Extrait de page:
=-=-=-=-=

Délai de prescription ou délai de forclusion ?

Le délai de deux ans prévu par l’article 1648 du Code civil concernant l’action en garantie des vices cachés est un délai de forclusion.
Cass. 3e civ., 5 janv. 2022, no 20-22670
En application des articles 1641 et suivants du Code civil, l’acquéreur d’un bien dispose d’une action en garantie contre son vendeur s’il existe des vices cachés affectant le bien acquis. Ces vices doivent rendre la chose qui en est atteinte impropre à l’utilisation qui devait en être faite ou réduire cette utilisation dans des proportions telles que l’acquéreur n’aurait pas acheté le bien ou à d’autres conditions s’il les avait connues (C. civ., art. 1641). Dans ces hypothèses et sur le fondement de l’article 1644 du Code civil, l’acquéreur a le choix entre une action en résolution de la vente (action rédhibitoire) ou en réduction de son prix (action estimatoire) avec, si le vendeur est de mauvaise foi, l’allocation de dommages et intérêts (C. civ., art. 1645). Selon le premier alinéa de l’article 1648 du Code civil, l’action en garantie « doit être intentée par l’acquéreur dans un délai de deux ans à compter de la découverte du vice ». Ce délai est-il un délai de prescription ou de forclusion ? Cette question est importante car ces derniers délais ne sont pas soumis aux règles régissant les premiers sauf disposition contraire de la loi (C. civ., art. 2220), notamment concernant les causes de suspension de ce délai1. C’est à cette question de la nature du délai biennal qu’a trait un arrêt rendu par la troisième chambre civile de la Cour de cassation le 5 janvier 20222. En l’espèce, l’acquéreur d’un immeuble découvre, après la conclusion du contrat, que l’installation d’assainissement du bien immobilier est vétuste, incomplète et polluante. Après avoir assigné les vendeurs en nullité du contrat pour dol et erreur, le demandeur se fonde sur la garantie des vices cachés. La troisième chambre civile, relevant que le délai d’exercice de l’action en garantie, qui avait commencé à courir à l’issue d’un premier acte interruptif, s’était écoulé sans un nouvel acte de ce type, en déduit que le demandeur était forclos en son action. Pour cette formation, le délai biennal de l’exercice de l’action en garantie des vices cachés est donc un délai de forclusion insusceptible de suspension.

=-=-=-=-=

(Lignes issues d'une source de données)
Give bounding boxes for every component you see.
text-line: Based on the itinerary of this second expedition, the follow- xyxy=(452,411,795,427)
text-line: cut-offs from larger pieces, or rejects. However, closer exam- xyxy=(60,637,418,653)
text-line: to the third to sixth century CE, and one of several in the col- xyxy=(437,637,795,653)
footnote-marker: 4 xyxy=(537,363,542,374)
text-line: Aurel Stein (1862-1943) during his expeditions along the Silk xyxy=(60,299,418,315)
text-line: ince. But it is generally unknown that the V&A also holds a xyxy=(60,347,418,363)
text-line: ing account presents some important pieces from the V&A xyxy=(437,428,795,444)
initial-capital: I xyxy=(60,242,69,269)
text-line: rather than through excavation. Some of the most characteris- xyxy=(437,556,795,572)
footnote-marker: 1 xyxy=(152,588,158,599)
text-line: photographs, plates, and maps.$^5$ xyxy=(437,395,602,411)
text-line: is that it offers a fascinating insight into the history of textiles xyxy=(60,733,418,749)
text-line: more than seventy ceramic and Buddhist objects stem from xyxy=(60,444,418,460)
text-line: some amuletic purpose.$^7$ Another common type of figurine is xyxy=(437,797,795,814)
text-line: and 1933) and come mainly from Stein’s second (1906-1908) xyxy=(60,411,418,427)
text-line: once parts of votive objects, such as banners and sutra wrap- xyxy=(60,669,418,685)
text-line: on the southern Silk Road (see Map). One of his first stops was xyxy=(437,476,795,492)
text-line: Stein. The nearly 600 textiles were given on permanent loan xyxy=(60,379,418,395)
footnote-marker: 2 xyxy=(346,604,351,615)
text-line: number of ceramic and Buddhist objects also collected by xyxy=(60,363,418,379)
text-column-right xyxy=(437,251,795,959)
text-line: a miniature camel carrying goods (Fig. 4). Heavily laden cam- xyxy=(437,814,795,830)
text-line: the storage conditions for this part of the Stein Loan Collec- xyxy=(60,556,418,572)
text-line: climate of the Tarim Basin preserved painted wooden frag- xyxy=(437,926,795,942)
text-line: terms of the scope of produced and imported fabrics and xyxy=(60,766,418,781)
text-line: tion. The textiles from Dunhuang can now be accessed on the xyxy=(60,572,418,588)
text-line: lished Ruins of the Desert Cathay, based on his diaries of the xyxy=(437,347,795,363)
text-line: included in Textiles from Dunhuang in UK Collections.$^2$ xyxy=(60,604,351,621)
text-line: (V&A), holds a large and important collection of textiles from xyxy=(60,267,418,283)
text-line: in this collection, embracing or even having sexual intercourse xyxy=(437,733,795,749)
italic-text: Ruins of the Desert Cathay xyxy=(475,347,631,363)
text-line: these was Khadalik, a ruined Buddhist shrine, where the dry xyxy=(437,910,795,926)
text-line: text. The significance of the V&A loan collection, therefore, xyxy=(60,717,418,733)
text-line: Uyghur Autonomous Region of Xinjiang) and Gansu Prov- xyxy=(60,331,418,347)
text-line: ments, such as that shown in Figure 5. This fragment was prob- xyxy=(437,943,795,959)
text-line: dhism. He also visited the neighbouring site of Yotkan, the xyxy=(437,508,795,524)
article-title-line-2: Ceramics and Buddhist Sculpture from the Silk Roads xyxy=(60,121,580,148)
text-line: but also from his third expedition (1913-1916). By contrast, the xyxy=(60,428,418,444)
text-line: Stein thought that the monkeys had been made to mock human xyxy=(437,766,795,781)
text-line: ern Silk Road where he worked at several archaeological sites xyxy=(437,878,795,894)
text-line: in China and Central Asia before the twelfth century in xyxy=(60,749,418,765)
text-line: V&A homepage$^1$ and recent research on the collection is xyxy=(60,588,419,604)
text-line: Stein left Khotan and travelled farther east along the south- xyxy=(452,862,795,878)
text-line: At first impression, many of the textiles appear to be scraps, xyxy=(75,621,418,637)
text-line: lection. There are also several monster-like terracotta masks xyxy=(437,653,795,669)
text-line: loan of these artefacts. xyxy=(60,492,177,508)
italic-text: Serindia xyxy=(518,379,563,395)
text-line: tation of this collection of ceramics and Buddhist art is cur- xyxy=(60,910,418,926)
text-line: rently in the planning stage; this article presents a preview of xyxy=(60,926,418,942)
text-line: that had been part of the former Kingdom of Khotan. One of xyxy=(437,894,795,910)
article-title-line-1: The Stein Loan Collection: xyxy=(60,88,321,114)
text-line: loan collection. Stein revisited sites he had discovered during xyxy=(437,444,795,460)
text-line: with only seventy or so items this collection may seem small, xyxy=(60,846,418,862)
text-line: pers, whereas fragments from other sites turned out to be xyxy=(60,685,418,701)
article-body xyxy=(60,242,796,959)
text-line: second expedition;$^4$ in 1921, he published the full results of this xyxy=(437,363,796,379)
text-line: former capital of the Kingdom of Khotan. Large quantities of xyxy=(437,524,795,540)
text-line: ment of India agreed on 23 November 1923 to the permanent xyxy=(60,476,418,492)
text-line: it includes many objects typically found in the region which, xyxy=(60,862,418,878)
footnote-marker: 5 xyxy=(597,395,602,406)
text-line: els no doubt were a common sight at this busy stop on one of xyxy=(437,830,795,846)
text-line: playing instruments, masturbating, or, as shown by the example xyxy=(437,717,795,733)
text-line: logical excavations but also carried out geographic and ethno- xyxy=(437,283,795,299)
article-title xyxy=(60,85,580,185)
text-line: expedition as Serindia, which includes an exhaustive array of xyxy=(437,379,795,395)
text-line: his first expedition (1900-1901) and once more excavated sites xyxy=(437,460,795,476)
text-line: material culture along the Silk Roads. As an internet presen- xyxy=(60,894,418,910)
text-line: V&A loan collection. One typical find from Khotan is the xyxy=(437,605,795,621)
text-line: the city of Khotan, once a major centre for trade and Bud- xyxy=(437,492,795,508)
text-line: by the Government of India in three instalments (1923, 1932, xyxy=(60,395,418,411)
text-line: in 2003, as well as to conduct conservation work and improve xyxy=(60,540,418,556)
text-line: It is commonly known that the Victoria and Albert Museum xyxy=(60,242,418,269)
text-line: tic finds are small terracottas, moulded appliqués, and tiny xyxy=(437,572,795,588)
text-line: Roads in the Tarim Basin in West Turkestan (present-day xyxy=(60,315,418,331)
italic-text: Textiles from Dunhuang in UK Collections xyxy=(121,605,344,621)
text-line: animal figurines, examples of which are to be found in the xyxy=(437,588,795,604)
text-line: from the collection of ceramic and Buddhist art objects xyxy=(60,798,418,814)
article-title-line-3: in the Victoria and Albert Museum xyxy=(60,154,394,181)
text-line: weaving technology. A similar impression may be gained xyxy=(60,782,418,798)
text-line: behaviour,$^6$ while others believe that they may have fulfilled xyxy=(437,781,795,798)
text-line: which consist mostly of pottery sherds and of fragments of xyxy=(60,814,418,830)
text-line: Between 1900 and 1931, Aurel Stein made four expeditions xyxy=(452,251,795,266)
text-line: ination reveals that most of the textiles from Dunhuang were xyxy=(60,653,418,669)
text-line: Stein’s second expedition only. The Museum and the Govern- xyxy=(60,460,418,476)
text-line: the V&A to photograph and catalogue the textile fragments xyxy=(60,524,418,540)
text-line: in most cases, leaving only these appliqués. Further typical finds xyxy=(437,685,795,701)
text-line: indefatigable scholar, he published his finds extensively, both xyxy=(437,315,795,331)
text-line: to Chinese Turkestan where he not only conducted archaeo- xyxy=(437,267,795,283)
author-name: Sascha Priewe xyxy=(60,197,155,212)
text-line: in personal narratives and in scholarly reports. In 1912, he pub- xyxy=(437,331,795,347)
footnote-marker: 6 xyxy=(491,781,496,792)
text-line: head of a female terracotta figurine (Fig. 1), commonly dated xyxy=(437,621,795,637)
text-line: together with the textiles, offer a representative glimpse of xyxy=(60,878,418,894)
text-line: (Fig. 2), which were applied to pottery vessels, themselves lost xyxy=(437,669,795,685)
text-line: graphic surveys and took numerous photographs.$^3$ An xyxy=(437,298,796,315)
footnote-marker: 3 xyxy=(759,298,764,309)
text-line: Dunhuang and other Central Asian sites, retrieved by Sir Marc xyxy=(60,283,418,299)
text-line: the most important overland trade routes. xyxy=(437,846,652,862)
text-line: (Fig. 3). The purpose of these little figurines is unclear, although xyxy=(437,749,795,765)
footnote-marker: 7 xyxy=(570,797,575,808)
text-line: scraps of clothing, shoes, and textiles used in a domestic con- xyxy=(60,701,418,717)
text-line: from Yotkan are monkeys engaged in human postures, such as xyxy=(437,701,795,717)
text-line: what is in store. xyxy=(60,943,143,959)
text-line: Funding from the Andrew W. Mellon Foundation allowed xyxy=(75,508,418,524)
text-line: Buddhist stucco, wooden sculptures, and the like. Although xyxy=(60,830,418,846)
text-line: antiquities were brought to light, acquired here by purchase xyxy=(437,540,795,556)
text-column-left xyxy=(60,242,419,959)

=-=-=-=-=

Consigne: Recopiez le passage du texte sur la garantie des vices cachés, en commençant aux mots « Délai de prescription ou délai » et en vous arrêtant après « délai de forclusion. ».

Résultat attendu:
Délai de prescription ou délai de forclusion ?

Le délai de deux ans prévu par l’article 1648 du Code civil concernant l’action en garantie des vices cachés est un délai de forclusion.